- **EXTRACTED ENTRIES**:
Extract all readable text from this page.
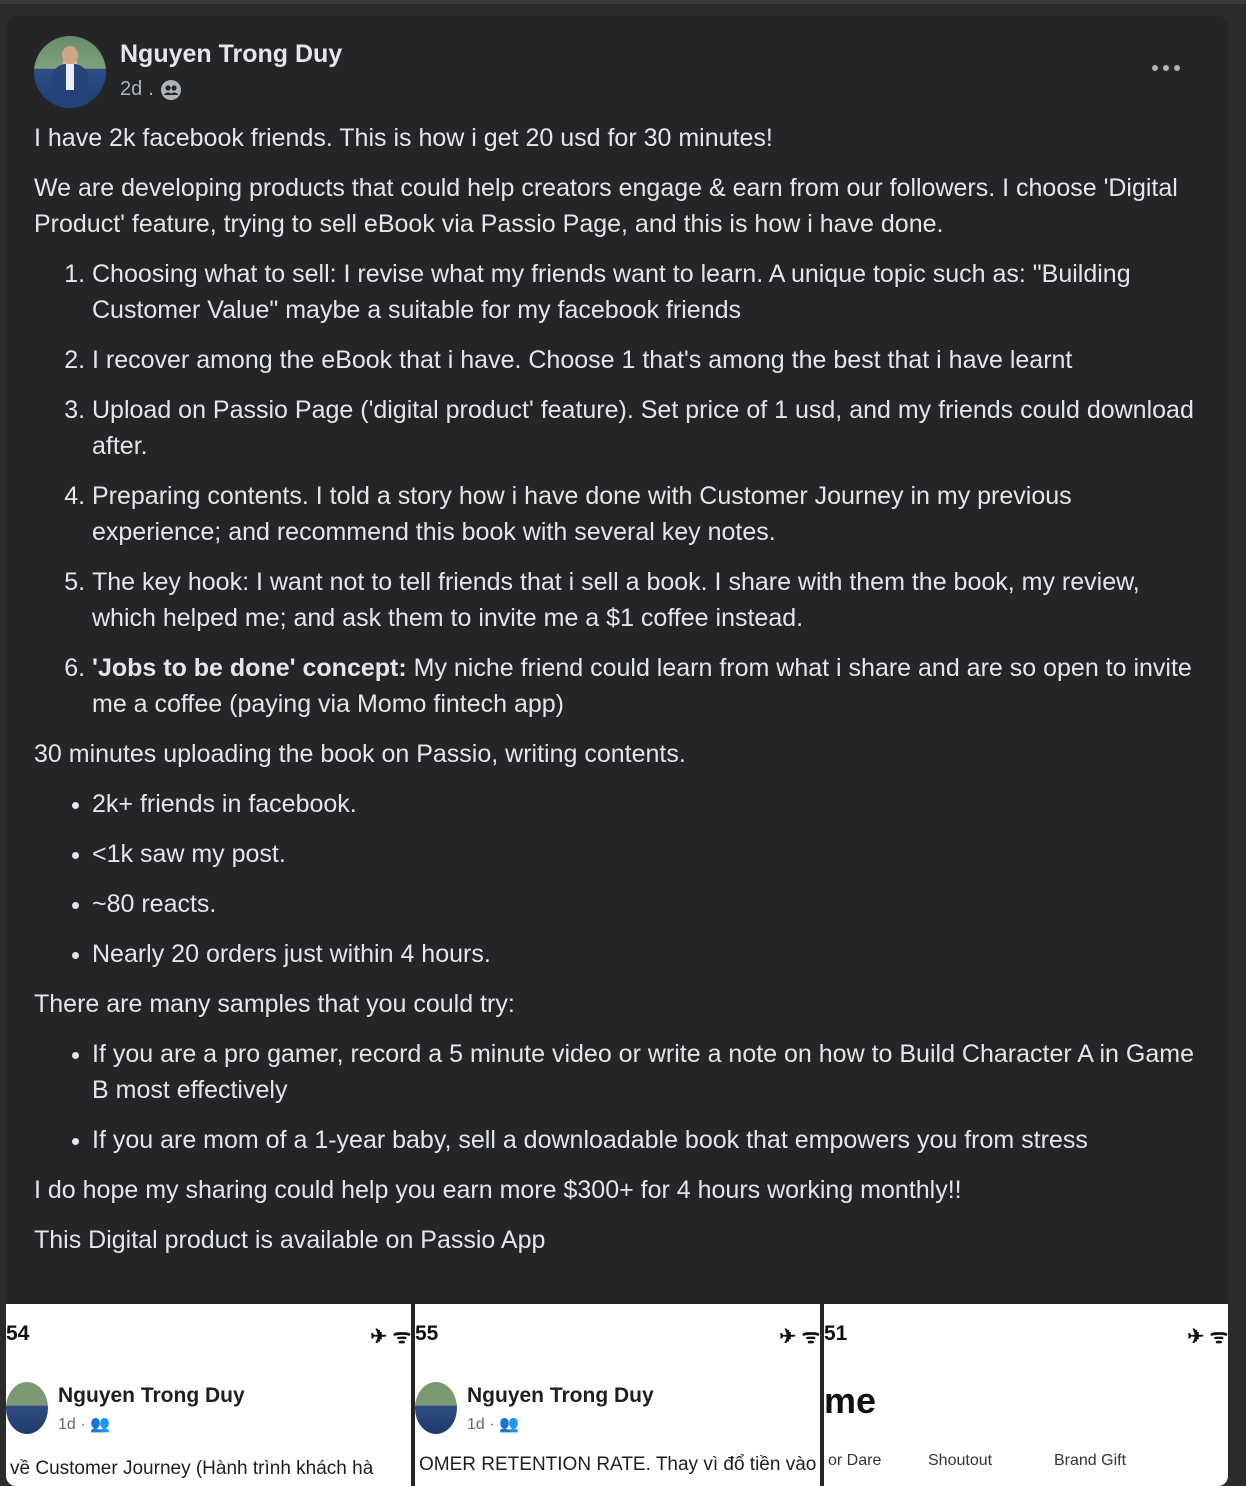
Nguyen Trong Duy
2d .

I have 2k facebook friends. This is how i get 20 usd for 30 minutes!

We are developing products that could help creators engage & earn from our followers. I choose 'Digital Product' feature, trying to sell eBook via Passio Page, and this is how i have done.

1. Choosing what to sell: I revise what my friends want to learn. A unique topic such as: "Building Customer Value" maybe a suitable for my facebook friends
2. I recover among the eBook that i have. Choose 1 that's among the best that i have learnt
3. Upload on Passio Page ('digital product' feature). Set price of 1 usd, and my friends could download after.
4. Preparing contents. I told a story how i have done with Customer Journey in my previous experience; and recommend this book with several key notes.
5. The key hook: I want not to tell friends that i sell a book. I share with them the book, my review, which helped me; and ask them to invite me a $1 coffee instead.
6. 'Jobs to be done' concept: My niche friend could learn from what i share and are so open to invite me a coffee (paying via Momo fintech app)

30 minutes uploading the book on Passio, writing contents.

• 2k+ friends in facebook.
• <1k saw my post.
• ~80 reacts.
• Nearly 20 orders just within 4 hours.

There are many samples that you could try:

• If you are a pro gamer, record a 5 minute video or write a note on how to Build Character A in Game B most effectively
• If you are mom of a 1-year baby, sell a downloadable book that empowers you from stress

I do hope my sharing could help you earn more $300+ for 4 hours working monthly!!

This Digital product is available on Passio App

54	✈ ᯤ
Nguyen Trong Duy
1d · 👥
về Customer Journey (Hành trình khách hà
55	✈ ᯤ
Nguyen Trong Duy
1d · 👥
OMER RETENTION RATE. Thay vì đổ tiền vào
51	✈ ᯤ
me
or Dare	Shoutout	Brand Gift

- **STATED GOAL**: Your task is to set down the records shown above exactly, minus any pictures.

- **SOLUTION FOR THIS EXERCISE**:
Extract all readable text from this page.
Nguyen Trong Duy
2d .

I have 2k facebook friends. This is how i get 20 usd for 30 minutes!

We are developing products that could help creators engage & earn from our followers. I choose 'Digital Product' feature, trying to sell eBook via Passio Page, and this is how i have done.

1. Choosing what to sell: I revise what my friends want to learn. A unique topic such as: "Building Customer Value" maybe a suitable for my facebook friends
2. I recover among the eBook that i have. Choose 1 that's among the best that i have learnt
3. Upload on Passio Page ('digital product' feature). Set price of 1 usd, and my friends could download after.
4. Preparing contents. I told a story how i have done with Customer Journey in my previous experience; and recommend this book with several key notes.
5. The key hook: I want not to tell friends that i sell a book. I share with them the book, my review, which helped me; and ask them to invite me a $1 coffee instead.
6. 'Jobs to be done' concept: My niche friend could learn from what i share and are so open to invite me a coffee (paying via Momo fintech app)

30 minutes uploading the book on Passio, writing contents.

• 2k+ friends in facebook.
• <1k saw my post.
• ~80 reacts.
• Nearly 20 orders just within 4 hours.

There are many samples that you could try:

• If you are a pro gamer, record a 5 minute video or write a note on how to Build Character A in Game B most effectively
• If you are mom of a 1-year baby, sell a downloadable book that empowers you from stress

I do hope my sharing could help you earn more $300+ for 4 hours working monthly!!

This Digital product is available on Passio App

54	✈ ᯤ
Nguyen Trong Duy
1d · 👥
về Customer Journey (Hành trình khách hà
55	✈ ᯤ
Nguyen Trong Duy
1d · 👥
OMER RETENTION RATE. Thay vì đổ tiền vào
51	✈ ᯤ
me
or Dare	Shoutout	Brand Gift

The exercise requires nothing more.